** Start **

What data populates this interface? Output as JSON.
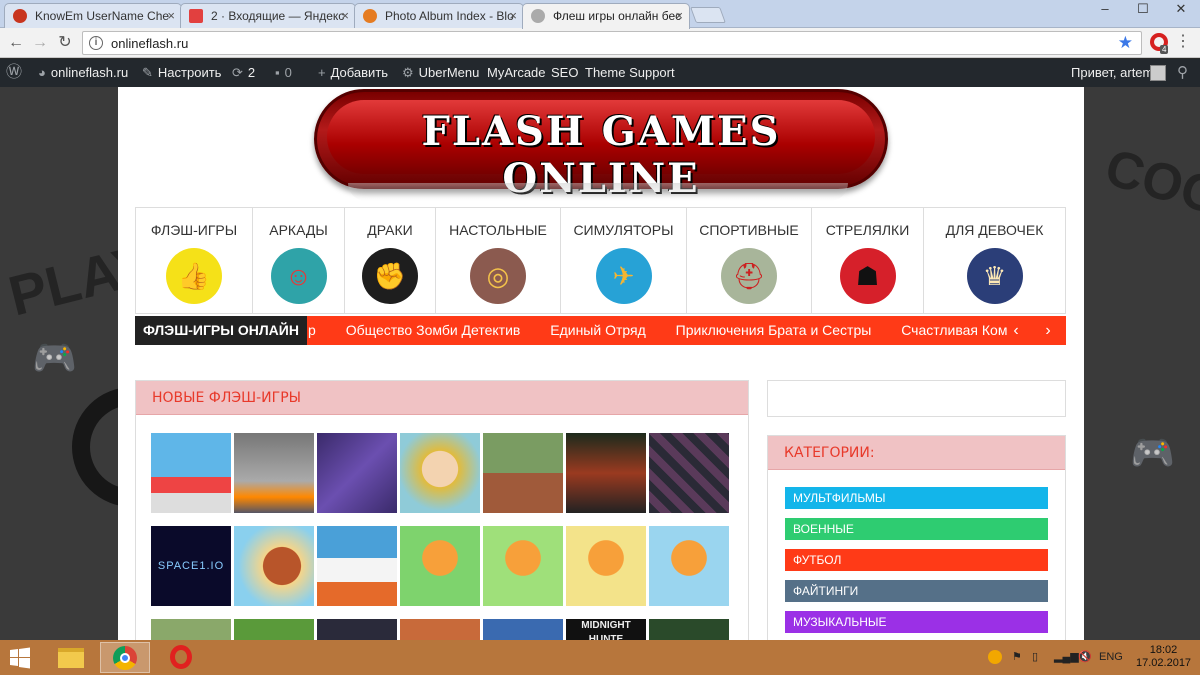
{
  "browser": {
    "tabs": [
      {
        "title": "KnowEm UserName Che",
        "favicon_color": "#c8351f"
      },
      {
        "title": "2 · Входящие — Яндекс",
        "favicon_color": "#e2403f"
      },
      {
        "title": "Photo Album Index - Blo",
        "favicon_color": "#e57c22"
      },
      {
        "title": "Флеш игры онлайн бес",
        "favicon_color": "#888888"
      }
    ],
    "url": "onlineflash.ru",
    "extension_badge": "4"
  },
  "adminbar": {
    "site": "onlineflash.ru",
    "customize": "Настроить",
    "updates": "2",
    "comments": "0",
    "add": "Добавить",
    "ubermenu": "UberMenu",
    "myarcade": "MyArcade",
    "seo": "SEO",
    "theme_support": "Theme Support",
    "greeting": "Привет, artem"
  },
  "site": {
    "logo_text": "FLASH GAMES ONLINE",
    "categories": [
      {
        "label": "ФЛЭШ-ИГРЫ",
        "icon": "thumbs-up-icon",
        "color": "#f5e118",
        "glyph": "👍"
      },
      {
        "label": "АРКАДЫ",
        "icon": "mario-icon",
        "color": "#2fa3a8",
        "glyph": "☺"
      },
      {
        "label": "ДРАКИ",
        "icon": "fist-icon",
        "color": "#1e1e1e",
        "glyph": "✊"
      },
      {
        "label": "НАСТОЛЬНЫЕ",
        "icon": "spiral-board-icon",
        "color": "#8b5a4f",
        "glyph": "◎"
      },
      {
        "label": "СИМУЛЯТОРЫ",
        "icon": "airplane-icon",
        "color": "#27a2d6",
        "glyph": "✈"
      },
      {
        "label": "СПОРТИВНЫЕ",
        "icon": "football-helmet-icon",
        "color": "#a8b59a",
        "glyph": "⛑"
      },
      {
        "label": "СТРЕЛЯЛКИ",
        "icon": "darth-vader-icon",
        "color": "#d6202a",
        "glyph": "☗"
      },
      {
        "label": "ДЛЯ ДЕВОЧЕК",
        "icon": "princess-icon",
        "color": "#2b3e78",
        "glyph": "♛"
      }
    ],
    "ticker": {
      "label": "ФЛЭШ-ИГРЫ ОНЛАЙН",
      "items": [
        "р",
        "Общество Зомби Детектив",
        "Единый Отряд",
        "Приключения Брата и Сестры",
        "Счастливая Комната"
      ]
    },
    "new_games_title": "НОВЫЕ ФЛЭШ-ИГРЫ",
    "categories_title": "КАТЕГОРИИ:",
    "sidebar_categories": [
      {
        "label": "МУЛЬТФИЛЬМЫ",
        "color": "#13b5ea"
      },
      {
        "label": "ВОЕННЫЕ",
        "color": "#2ecc71"
      },
      {
        "label": "ФУТБОЛ",
        "color": "#ff3a17"
      },
      {
        "label": "ФАЙТИНГИ",
        "color": "#557088"
      },
      {
        "label": "МУЗЫКАЛЬНЫЕ",
        "color": "#9b30e6"
      }
    ],
    "thumb_texts": {
      "space": "SPACE1.IO",
      "midnight": "MIDNIGHT HUNTE"
    }
  },
  "taskbar": {
    "lang": "ENG",
    "time": "18:02",
    "date": "17.02.2017"
  }
}
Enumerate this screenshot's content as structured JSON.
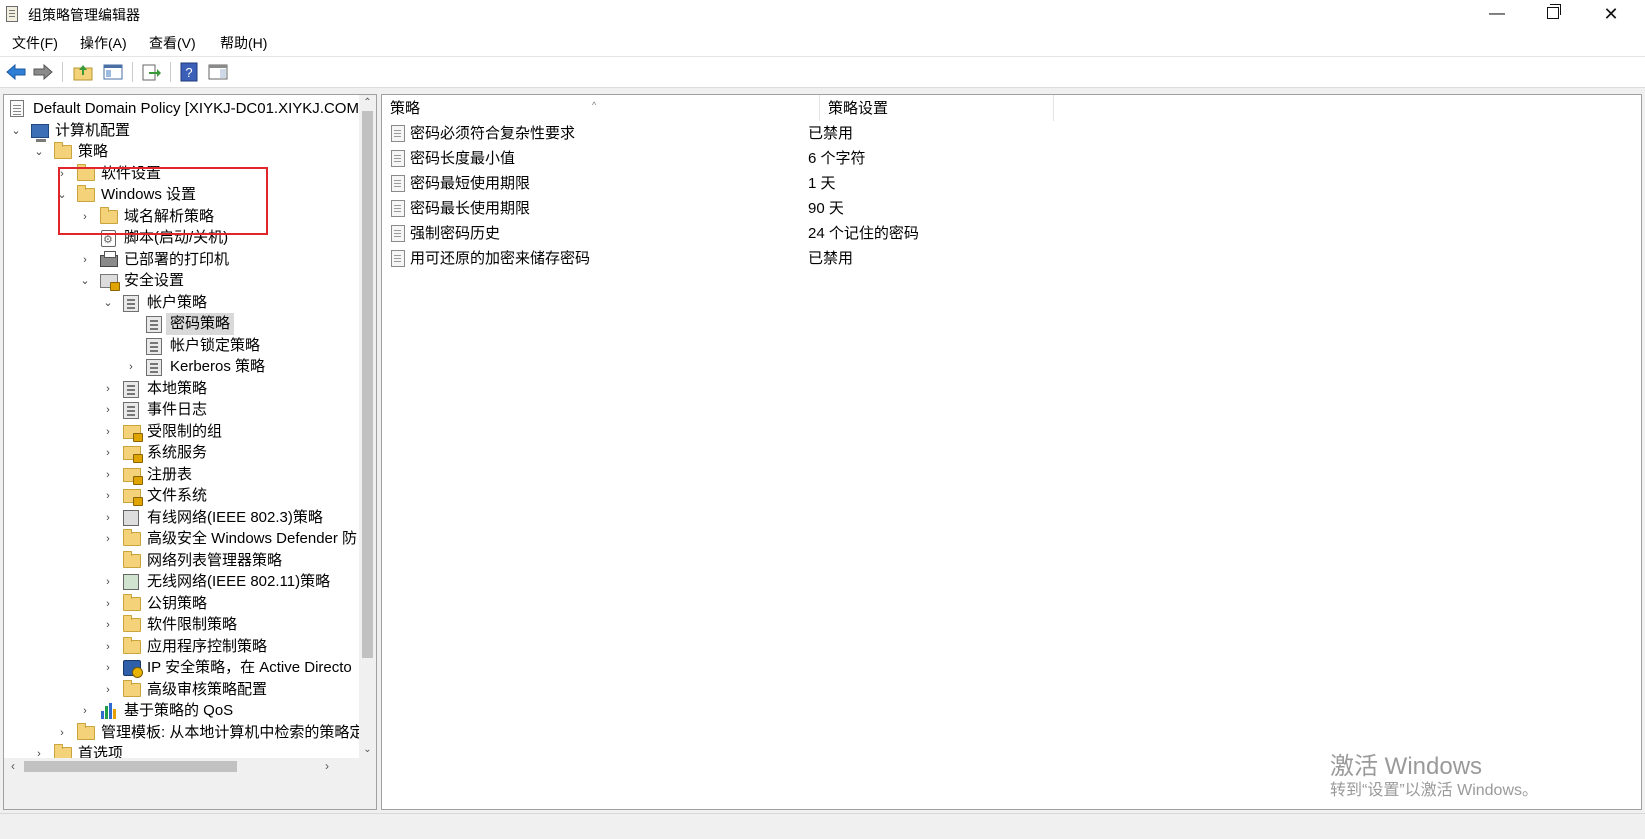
{
  "window": {
    "title": "组策略管理编辑器",
    "min_glyph": "—",
    "close_glyph": "✕"
  },
  "menu": [
    "文件(F)",
    "操作(A)",
    "查看(V)",
    "帮助(H)"
  ],
  "tree": {
    "root": "Default Domain Policy [XIYKJ-DC01.XIYKJ.COM",
    "items": [
      {
        "label": "计算机配置"
      },
      {
        "label": "策略"
      },
      {
        "label": "软件设置"
      },
      {
        "label": "Windows 设置"
      },
      {
        "label": "域名解析策略"
      },
      {
        "label": "脚本(启动/关机)"
      },
      {
        "label": "已部署的打印机"
      },
      {
        "label": "安全设置"
      },
      {
        "label": "帐户策略"
      },
      {
        "label": "密码策略",
        "selected": true
      },
      {
        "label": "帐户锁定策略"
      },
      {
        "label": "Kerberos 策略"
      },
      {
        "label": "本地策略"
      },
      {
        "label": "事件日志"
      },
      {
        "label": "受限制的组"
      },
      {
        "label": "系统服务"
      },
      {
        "label": "注册表"
      },
      {
        "label": "文件系统"
      },
      {
        "label": "有线网络(IEEE 802.3)策略"
      },
      {
        "label": "高级安全 Windows Defender 防"
      },
      {
        "label": "网络列表管理器策略"
      },
      {
        "label": "无线网络(IEEE 802.11)策略"
      },
      {
        "label": "公钥策略"
      },
      {
        "label": "软件限制策略"
      },
      {
        "label": "应用程序控制策略"
      },
      {
        "label": "IP 安全策略，在 Active Directo"
      },
      {
        "label": "高级审核策略配置"
      },
      {
        "label": "基于策略的 QoS"
      },
      {
        "label": "管理模板: 从本地计算机中检索的策略定"
      },
      {
        "label": "首选项"
      }
    ]
  },
  "list": {
    "columns": [
      "策略",
      "策略设置"
    ],
    "rows": [
      {
        "name": "密码必须符合复杂性要求",
        "value": "已禁用"
      },
      {
        "name": "密码长度最小值",
        "value": "6 个字符"
      },
      {
        "name": "密码最短使用期限",
        "value": "1 天"
      },
      {
        "name": "密码最长使用期限",
        "value": "90 天"
      },
      {
        "name": "强制密码历史",
        "value": "24 个记住的密码"
      },
      {
        "name": "用可还原的加密来储存密码",
        "value": "已禁用"
      }
    ]
  },
  "watermark": {
    "title": "激活 Windows",
    "subtitle": "转到“设置”以激活 Windows。"
  },
  "colors": {
    "highlight_box": "#e0262b",
    "back_arrow": "#2f7fd6"
  }
}
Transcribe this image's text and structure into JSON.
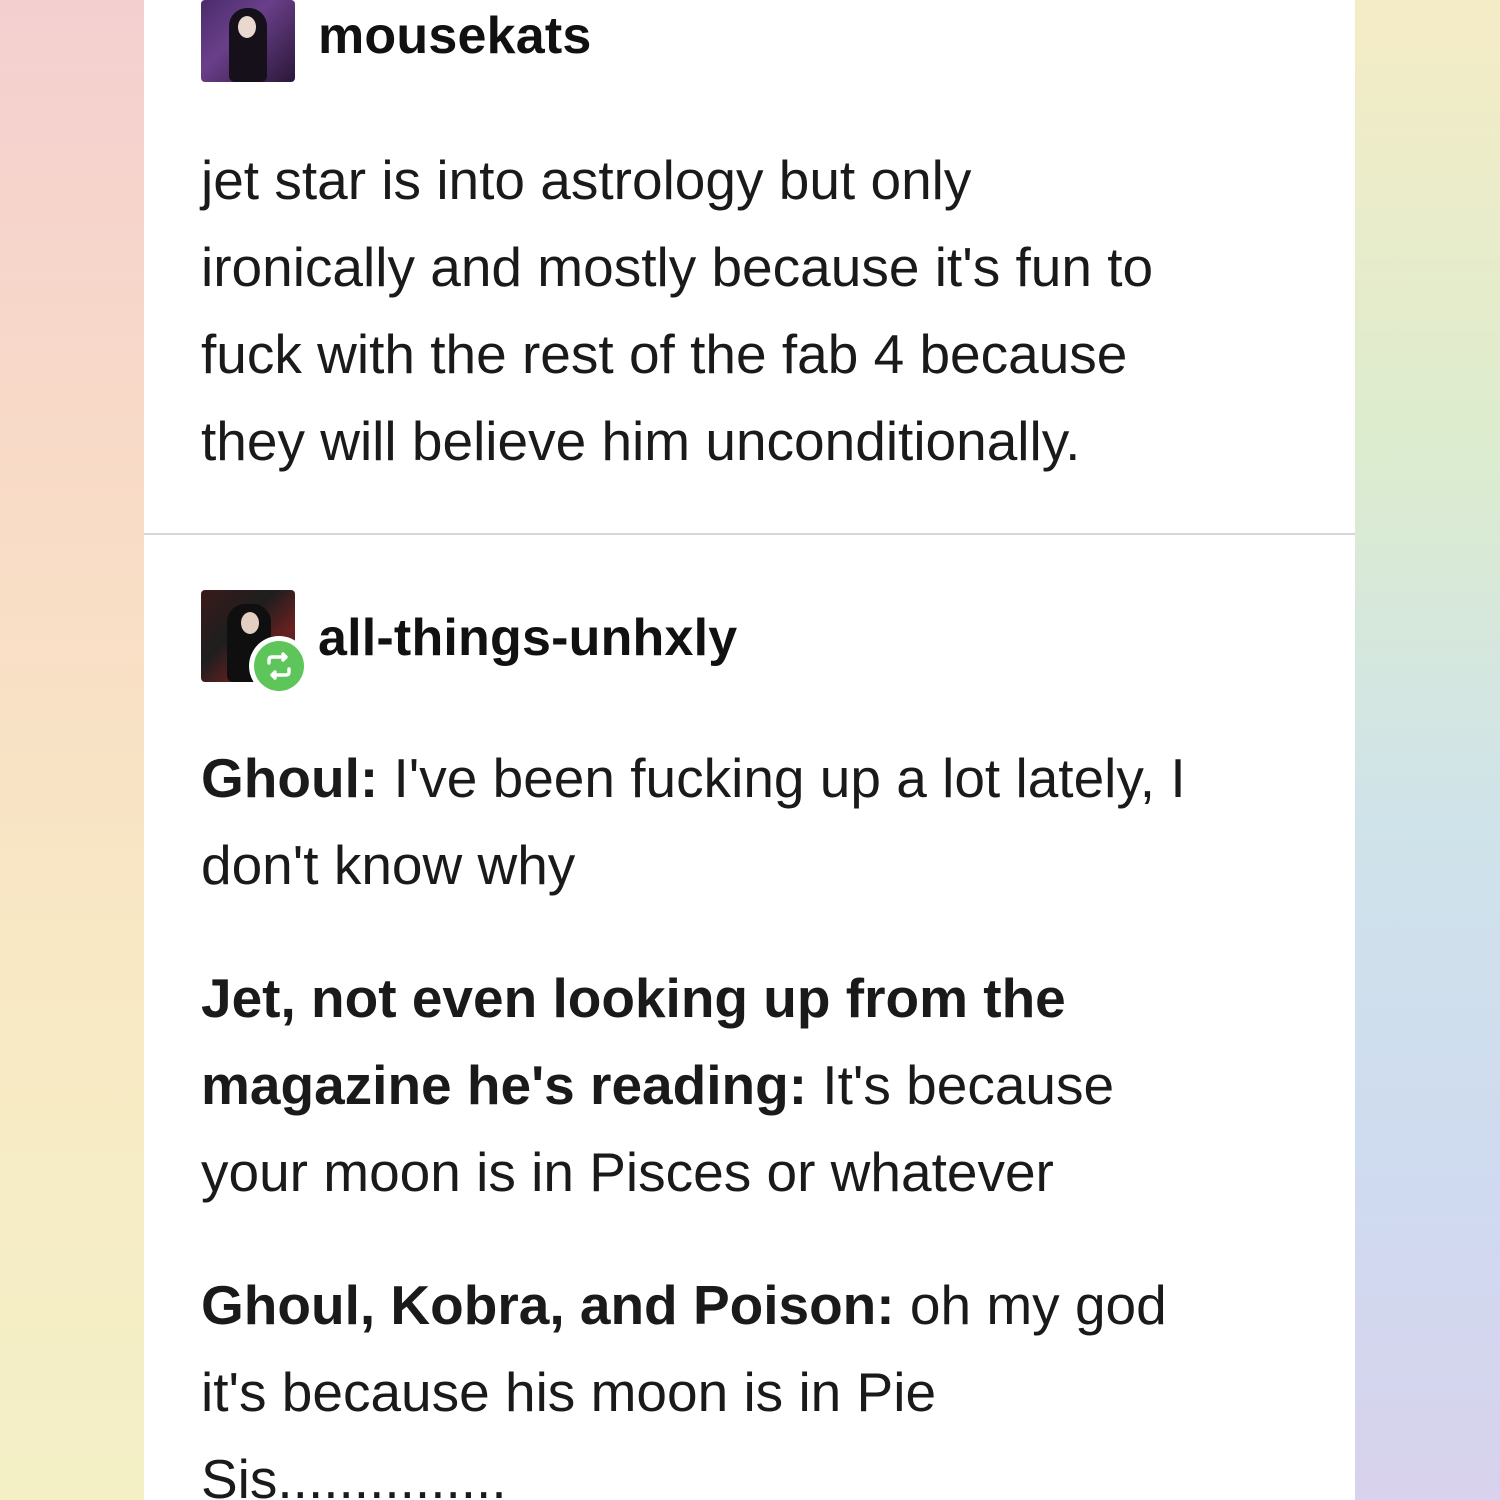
{
  "posts": [
    {
      "username": "mousekats",
      "lines": [
        "jet star is into astrology but only",
        "ironically and mostly because it's fun to",
        "fuck with the rest of the fab 4 because",
        "they will believe him unconditionally."
      ]
    },
    {
      "username": "all-things-unhxly",
      "reblog_icon": "reblog-icon",
      "paragraphs": [
        {
          "speaker": "Ghoul:",
          "line1_rest": " I've been fucking up a lot lately, I",
          "line2": "don't know why"
        },
        {
          "speaker_line1": "Jet, not even looking up from the",
          "speaker_line2": "magazine he's reading:",
          "line2_rest": " It's because",
          "line3": "your moon is in Pisces or whatever"
        },
        {
          "speaker": "Ghoul, Kobra, and Poison:",
          "line1_rest": " oh my god",
          "line2": "it's because his moon is in Pie",
          "line3": "Sis..............."
        }
      ]
    }
  ],
  "colors": {
    "reblog_green": "#5ec55a",
    "text": "#1a1a1a",
    "card": "#ffffff"
  }
}
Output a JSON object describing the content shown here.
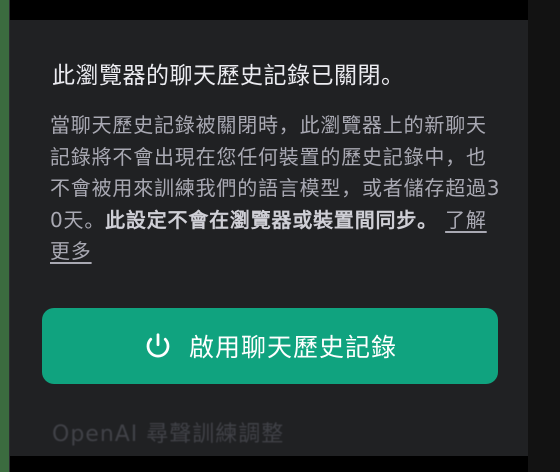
{
  "dialog": {
    "title": "此瀏覽器的聊天歷史記錄已關閉。",
    "body_text": "當聊天歷史記錄被關閉時，此瀏覽器上的新聊天記錄將不會出現在您任何裝置的歷史記錄中，也不會被用來訓練我們的語言模型，或者儲存超過30天。",
    "body_bold": "此設定不會在瀏覽器或裝置間同步。",
    "learn_more": "了解更多",
    "button_label": "啟用聊天歷史記錄",
    "button_icon": "power-icon",
    "faded_text": "OpenAI 尋聲訓練調整",
    "colors": {
      "panel": "#202123",
      "accent": "#10a37f",
      "title": "#ececf1",
      "body": "#a9a9b3"
    }
  }
}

** End **

[GIVEN TASK]
Pick out all lines containing the string "IEEE".

[FULL ANSWER]
        "label": "有线网络(IEEE 802.3)策略"
        "label": "无线网络(IEEE 802.11)策略"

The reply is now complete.